■ Material shown ■
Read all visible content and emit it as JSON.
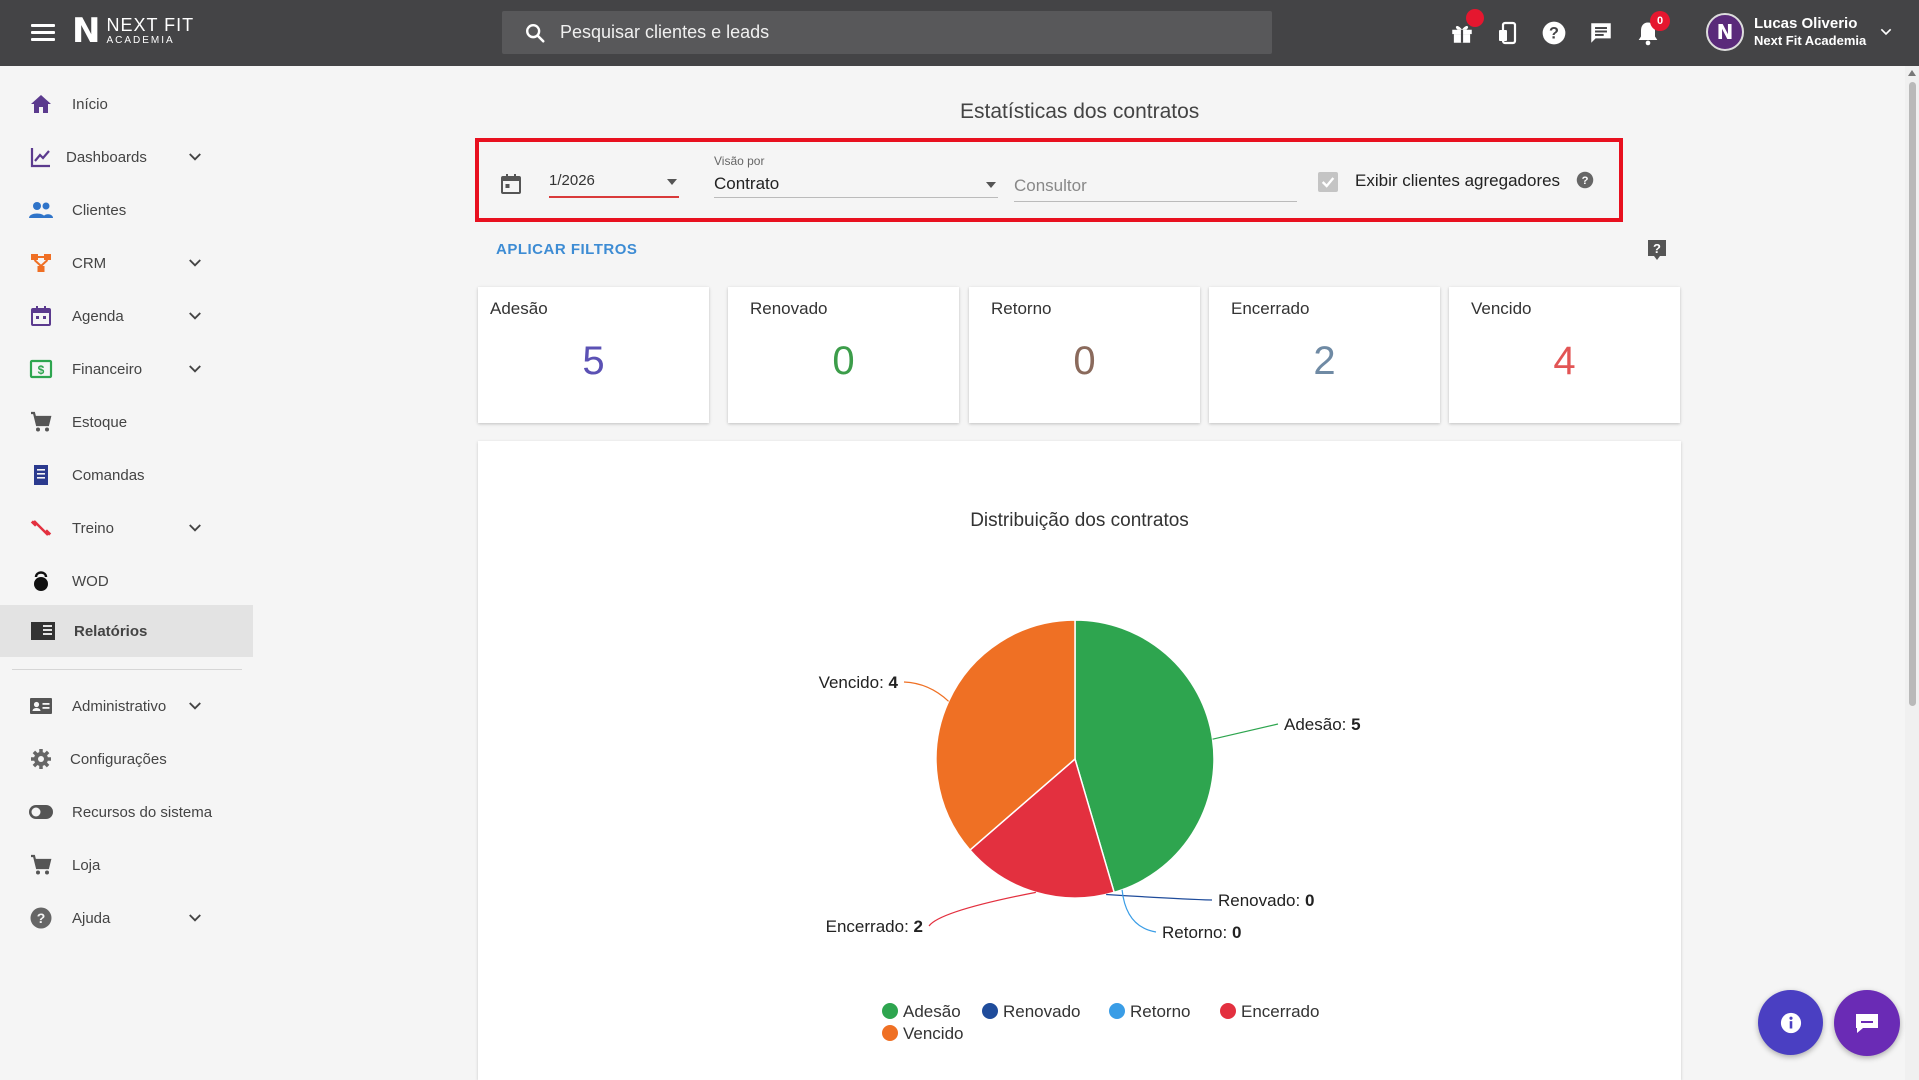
{
  "topbar": {
    "logo_line1": "NEXT FIT",
    "logo_line2": "ACADEMIA",
    "search_placeholder": "Pesquisar clientes e leads",
    "notifications_count": "0",
    "user_name": "Lucas Oliverio",
    "user_company": "Next Fit Academia"
  },
  "sidebar": {
    "items": [
      {
        "label": "Início",
        "icon": "home-icon"
      },
      {
        "label": "Dashboards",
        "icon": "chart-line-icon"
      },
      {
        "label": "Clientes",
        "icon": "people-icon"
      },
      {
        "label": "CRM",
        "icon": "crm-icon"
      },
      {
        "label": "Agenda",
        "icon": "calendar-icon"
      },
      {
        "label": "Financeiro",
        "icon": "money-icon"
      },
      {
        "label": "Estoque",
        "icon": "cart-icon"
      },
      {
        "label": "Comandas",
        "icon": "receipt-icon"
      },
      {
        "label": "Treino",
        "icon": "dumbbell-icon"
      },
      {
        "label": "WOD",
        "icon": "kettlebell-icon"
      },
      {
        "label": "Relatórios",
        "icon": "report-icon"
      },
      {
        "label": "Administrativo",
        "icon": "id-card-icon"
      },
      {
        "label": "Configurações",
        "icon": "gear-icon"
      },
      {
        "label": "Recursos do sistema",
        "icon": "toggle-icon"
      },
      {
        "label": "Loja",
        "icon": "cart-icon"
      },
      {
        "label": "Ajuda",
        "icon": "help-icon"
      }
    ]
  },
  "main": {
    "title": "Estatísticas dos contratos",
    "filters": {
      "date_value": "1/2026",
      "view_label": "Visão por",
      "view_value": "Contrato",
      "consultant_placeholder": "Consultor",
      "show_aggregators_label": "Exibir clientes agregadores"
    },
    "apply_label": "APLICAR FILTROS",
    "stats": [
      {
        "label": "Adesão",
        "value": "5",
        "color": "#5b51b4"
      },
      {
        "label": "Renovado",
        "value": "0",
        "color": "#3c9d4a"
      },
      {
        "label": "Retorno",
        "value": "0",
        "color": "#8a6a5c"
      },
      {
        "label": "Encerrado",
        "value": "2",
        "color": "#6f8aa4"
      },
      {
        "label": "Vencido",
        "value": "4",
        "color": "#e25555"
      }
    ]
  },
  "chart_data": {
    "type": "pie",
    "title": "Distribuição dos contratos",
    "categories": [
      "Adesão",
      "Renovado",
      "Retorno",
      "Encerrado",
      "Vencido"
    ],
    "values": [
      5,
      0,
      0,
      2,
      4
    ],
    "colors": [
      "#2ea54f",
      "#1f4c9b",
      "#3a9de6",
      "#e3303f",
      "#ef7024"
    ],
    "legend_position": "bottom"
  }
}
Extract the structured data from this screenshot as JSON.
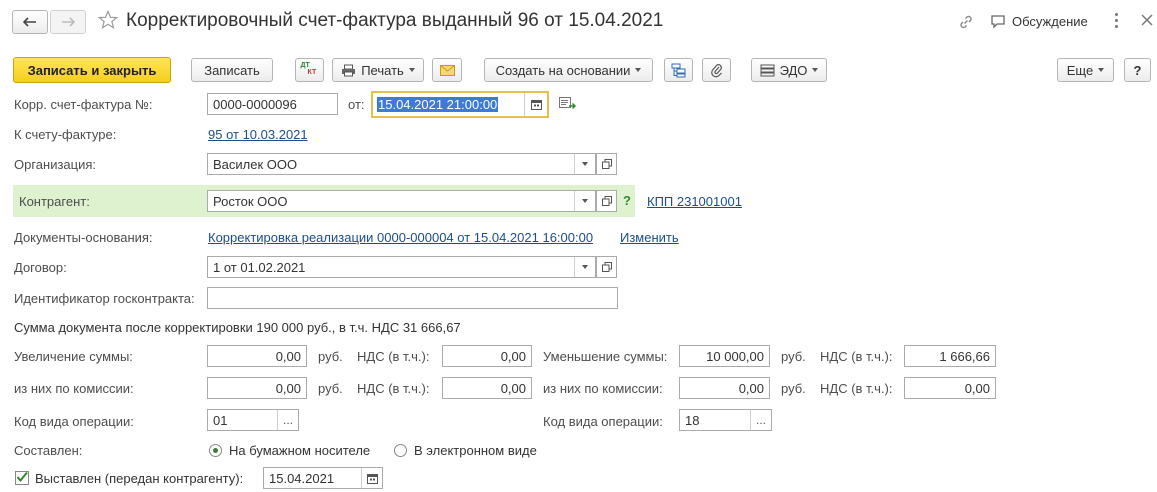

■ Written instruction ■
Retype the data above exactly; pictures are not part of the copy.

■ Task output ■
Read all visible content and emit it as JSON.
{
  "topbar": {
    "logo_line1": "NEXT FIT",
    "logo_line2": "ACADEMIA",
    "search_placeholder": "Pesquisar clientes e leads",
    "notifications_count": "0",
    "user_name": "Lucas Oliverio",
    "user_company": "Next Fit Academia"
  },
  "sidebar": {
    "items": [
      {
        "label": "Início",
        "icon": "home-icon"
      },
      {
        "label": "Dashboards",
        "icon": "chart-line-icon"
      },
      {
        "label": "Clientes",
        "icon": "people-icon"
      },
      {
        "label": "CRM",
        "icon": "crm-icon"
      },
      {
        "label": "Agenda",
        "icon": "calendar-icon"
      },
      {
        "label": "Financeiro",
        "icon": "money-icon"
      },
      {
        "label": "Estoque",
        "icon": "cart-icon"
      },
      {
        "label": "Comandas",
        "icon": "receipt-icon"
      },
      {
        "label": "Treino",
        "icon": "dumbbell-icon"
      },
      {
        "label": "WOD",
        "icon": "kettlebell-icon"
      },
      {
        "label": "Relatórios",
        "icon": "report-icon"
      },
      {
        "label": "Administrativo",
        "icon": "id-card-icon"
      },
      {
        "label": "Configurações",
        "icon": "gear-icon"
      },
      {
        "label": "Recursos do sistema",
        "icon": "toggle-icon"
      },
      {
        "label": "Loja",
        "icon": "cart-icon"
      },
      {
        "label": "Ajuda",
        "icon": "help-icon"
      }
    ]
  },
  "main": {
    "title": "Estatísticas dos contratos",
    "filters": {
      "date_value": "1/2026",
      "view_label": "Visão por",
      "view_value": "Contrato",
      "consultant_placeholder": "Consultor",
      "show_aggregators_label": "Exibir clientes agregadores"
    },
    "apply_label": "APLICAR FILTROS",
    "stats": [
      {
        "label": "Adesão",
        "value": "5",
        "color": "#5b51b4"
      },
      {
        "label": "Renovado",
        "value": "0",
        "color": "#3c9d4a"
      },
      {
        "label": "Retorno",
        "value": "0",
        "color": "#8a6a5c"
      },
      {
        "label": "Encerrado",
        "value": "2",
        "color": "#6f8aa4"
      },
      {
        "label": "Vencido",
        "value": "4",
        "color": "#e25555"
      }
    ]
  },
  "chart_data": {
    "type": "pie",
    "title": "Distribuição dos contratos",
    "categories": [
      "Adesão",
      "Renovado",
      "Retorno",
      "Encerrado",
      "Vencido"
    ],
    "values": [
      5,
      0,
      0,
      2,
      4
    ],
    "colors": [
      "#2ea54f",
      "#1f4c9b",
      "#3a9de6",
      "#e3303f",
      "#ef7024"
    ],
    "legend_position": "bottom"
  }
}
Extract the structured data from this screenshot as JSON.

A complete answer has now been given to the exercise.